--- begin Data supplied ---

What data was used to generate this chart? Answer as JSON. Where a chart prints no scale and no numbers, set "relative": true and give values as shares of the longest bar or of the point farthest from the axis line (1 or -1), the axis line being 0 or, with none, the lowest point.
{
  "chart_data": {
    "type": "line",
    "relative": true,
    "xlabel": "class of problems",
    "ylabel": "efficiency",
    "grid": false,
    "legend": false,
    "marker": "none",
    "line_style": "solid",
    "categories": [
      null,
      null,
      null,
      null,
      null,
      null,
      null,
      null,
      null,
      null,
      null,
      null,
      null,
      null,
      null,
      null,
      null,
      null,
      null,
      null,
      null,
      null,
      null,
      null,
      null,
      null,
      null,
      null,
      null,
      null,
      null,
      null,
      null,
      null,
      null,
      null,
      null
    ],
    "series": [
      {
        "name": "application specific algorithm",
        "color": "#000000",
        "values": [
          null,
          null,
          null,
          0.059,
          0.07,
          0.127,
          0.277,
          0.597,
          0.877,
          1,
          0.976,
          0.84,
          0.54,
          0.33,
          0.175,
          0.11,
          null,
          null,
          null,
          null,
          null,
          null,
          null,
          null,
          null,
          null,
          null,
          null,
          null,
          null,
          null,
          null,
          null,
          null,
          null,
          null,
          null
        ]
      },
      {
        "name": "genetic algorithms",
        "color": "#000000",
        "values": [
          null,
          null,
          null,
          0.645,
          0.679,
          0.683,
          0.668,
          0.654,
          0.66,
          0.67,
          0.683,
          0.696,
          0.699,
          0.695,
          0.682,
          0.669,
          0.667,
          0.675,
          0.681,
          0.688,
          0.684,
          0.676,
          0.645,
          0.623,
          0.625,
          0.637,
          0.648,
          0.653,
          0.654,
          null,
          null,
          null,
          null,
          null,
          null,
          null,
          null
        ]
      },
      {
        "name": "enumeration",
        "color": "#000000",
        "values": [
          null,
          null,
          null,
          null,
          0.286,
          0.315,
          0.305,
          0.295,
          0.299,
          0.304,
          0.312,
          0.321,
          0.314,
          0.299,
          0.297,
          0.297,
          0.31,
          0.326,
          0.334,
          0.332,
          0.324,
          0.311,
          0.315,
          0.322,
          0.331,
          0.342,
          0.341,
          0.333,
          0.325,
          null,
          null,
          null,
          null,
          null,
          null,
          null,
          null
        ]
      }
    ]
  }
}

--- end Data supplied ---

Short exercise: Identify how many lines in the entries above contain the word "none" and provide only that figure.

Solution to this task: 2